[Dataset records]
[Begin]
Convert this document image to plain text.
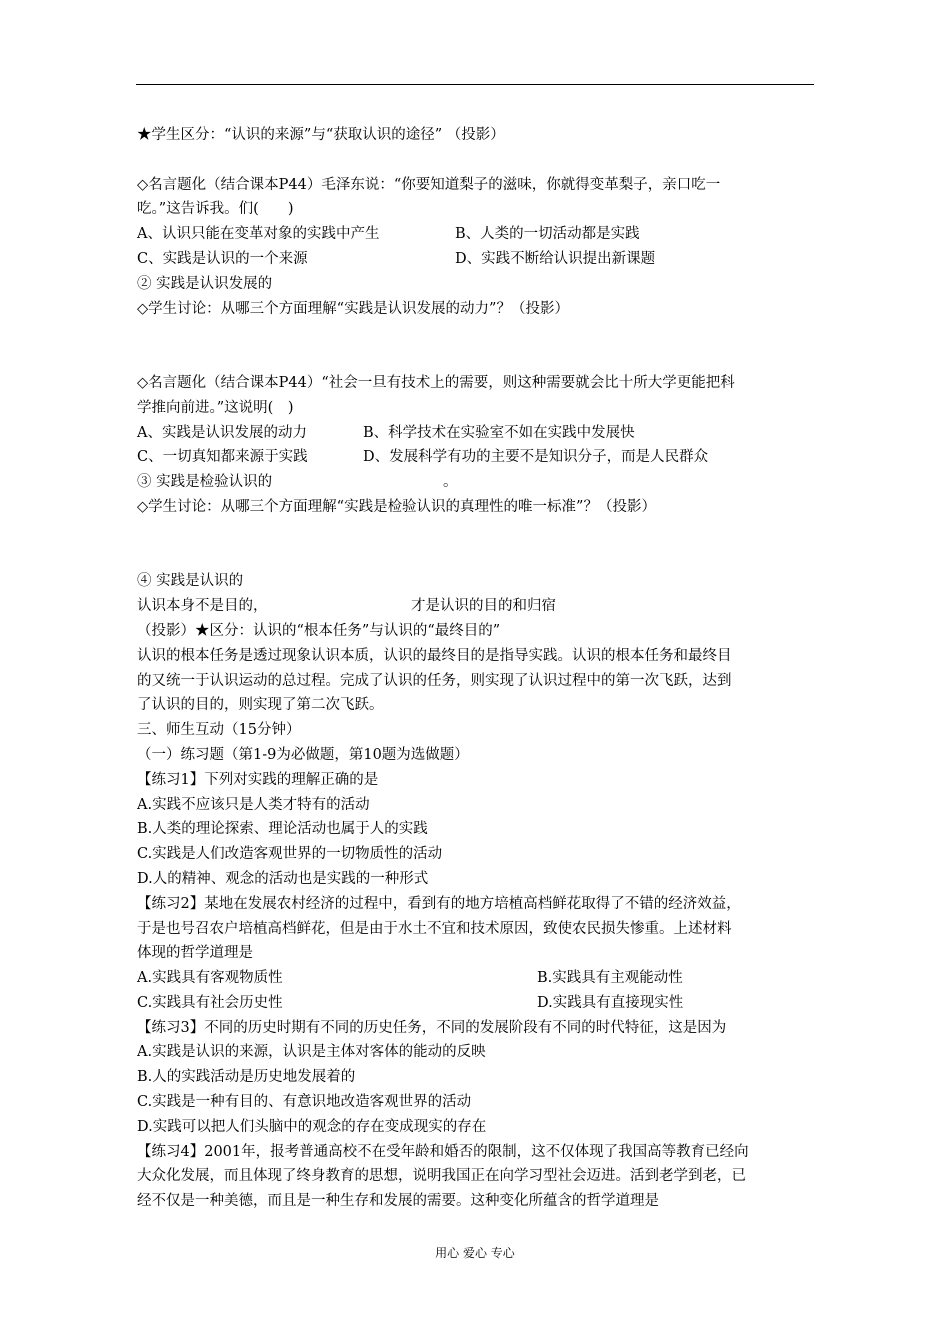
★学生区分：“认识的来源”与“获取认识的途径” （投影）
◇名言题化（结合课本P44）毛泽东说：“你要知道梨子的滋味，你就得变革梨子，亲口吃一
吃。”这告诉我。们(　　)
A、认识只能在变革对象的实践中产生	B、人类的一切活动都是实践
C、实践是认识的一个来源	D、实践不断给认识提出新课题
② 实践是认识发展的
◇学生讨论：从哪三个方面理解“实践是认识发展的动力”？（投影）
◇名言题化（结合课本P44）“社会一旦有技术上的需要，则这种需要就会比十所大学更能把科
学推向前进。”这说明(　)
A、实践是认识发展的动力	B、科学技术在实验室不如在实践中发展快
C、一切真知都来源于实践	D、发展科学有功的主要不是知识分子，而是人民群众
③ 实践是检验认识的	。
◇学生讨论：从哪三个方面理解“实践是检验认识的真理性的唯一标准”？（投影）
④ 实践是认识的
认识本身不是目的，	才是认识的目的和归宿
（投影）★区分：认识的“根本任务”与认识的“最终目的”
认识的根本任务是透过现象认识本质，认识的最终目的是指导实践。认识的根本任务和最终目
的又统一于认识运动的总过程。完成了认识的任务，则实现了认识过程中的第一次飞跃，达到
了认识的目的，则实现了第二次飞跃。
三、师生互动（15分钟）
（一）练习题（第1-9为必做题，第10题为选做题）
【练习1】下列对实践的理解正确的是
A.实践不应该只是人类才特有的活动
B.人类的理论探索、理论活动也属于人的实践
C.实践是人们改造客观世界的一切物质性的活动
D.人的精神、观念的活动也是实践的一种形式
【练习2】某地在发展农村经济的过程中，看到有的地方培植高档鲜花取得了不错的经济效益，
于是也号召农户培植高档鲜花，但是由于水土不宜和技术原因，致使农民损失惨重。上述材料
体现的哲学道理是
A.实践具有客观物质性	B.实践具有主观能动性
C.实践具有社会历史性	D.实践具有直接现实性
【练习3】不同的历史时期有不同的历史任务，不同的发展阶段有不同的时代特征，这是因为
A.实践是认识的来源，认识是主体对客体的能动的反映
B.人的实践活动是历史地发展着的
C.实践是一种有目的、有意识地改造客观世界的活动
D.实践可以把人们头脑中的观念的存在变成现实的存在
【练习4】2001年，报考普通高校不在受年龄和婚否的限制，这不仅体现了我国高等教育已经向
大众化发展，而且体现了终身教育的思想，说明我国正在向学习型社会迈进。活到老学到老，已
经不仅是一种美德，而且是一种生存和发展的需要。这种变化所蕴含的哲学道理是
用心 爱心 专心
[End]
REQUIREMENTS: Using the records above, retype everything exactly except the pictures.

SOLVED PROBLEM:
Convert this document image to plain text.
★学生区分：“认识的来源”与“获取认识的途径” （投影）
◇名言题化（结合课本P44）毛泽东说：“你要知道梨子的滋味，你就得变革梨子，亲口吃一
吃。”这告诉我。们(　　)
A、认识只能在变革对象的实践中产生	B、人类的一切活动都是实践
C、实践是认识的一个来源	D、实践不断给认识提出新课题
② 实践是认识发展的
◇学生讨论：从哪三个方面理解“实践是认识发展的动力”？（投影）
◇名言题化（结合课本P44）“社会一旦有技术上的需要，则这种需要就会比十所大学更能把科
学推向前进。”这说明(　)
A、实践是认识发展的动力	B、科学技术在实验室不如在实践中发展快
C、一切真知都来源于实践	D、发展科学有功的主要不是知识分子，而是人民群众
③ 实践是检验认识的	。
◇学生讨论：从哪三个方面理解“实践是检验认识的真理性的唯一标准”？（投影）
④ 实践是认识的
认识本身不是目的，	才是认识的目的和归宿
（投影）★区分：认识的“根本任务”与认识的“最终目的”
认识的根本任务是透过现象认识本质，认识的最终目的是指导实践。认识的根本任务和最终目
的又统一于认识运动的总过程。完成了认识的任务，则实现了认识过程中的第一次飞跃，达到
了认识的目的，则实现了第二次飞跃。
三、师生互动（15分钟）
（一）练习题（第1-9为必做题，第10题为选做题）
【练习1】下列对实践的理解正确的是
A.实践不应该只是人类才特有的活动
B.人类的理论探索、理论活动也属于人的实践
C.实践是人们改造客观世界的一切物质性的活动
D.人的精神、观念的活动也是实践的一种形式
【练习2】某地在发展农村经济的过程中，看到有的地方培植高档鲜花取得了不错的经济效益，
于是也号召农户培植高档鲜花，但是由于水土不宜和技术原因，致使农民损失惨重。上述材料
体现的哲学道理是
A.实践具有客观物质性	B.实践具有主观能动性
C.实践具有社会历史性	D.实践具有直接现实性
【练习3】不同的历史时期有不同的历史任务，不同的发展阶段有不同的时代特征，这是因为
A.实践是认识的来源，认识是主体对客体的能动的反映
B.人的实践活动是历史地发展着的
C.实践是一种有目的、有意识地改造客观世界的活动
D.实践可以把人们头脑中的观念的存在变成现实的存在
【练习4】2001年，报考普通高校不在受年龄和婚否的限制，这不仅体现了我国高等教育已经向
大众化发展，而且体现了终身教育的思想，说明我国正在向学习型社会迈进。活到老学到老，已
经不仅是一种美德，而且是一种生存和发展的需要。这种变化所蕴含的哲学道理是
用心 爱心 专心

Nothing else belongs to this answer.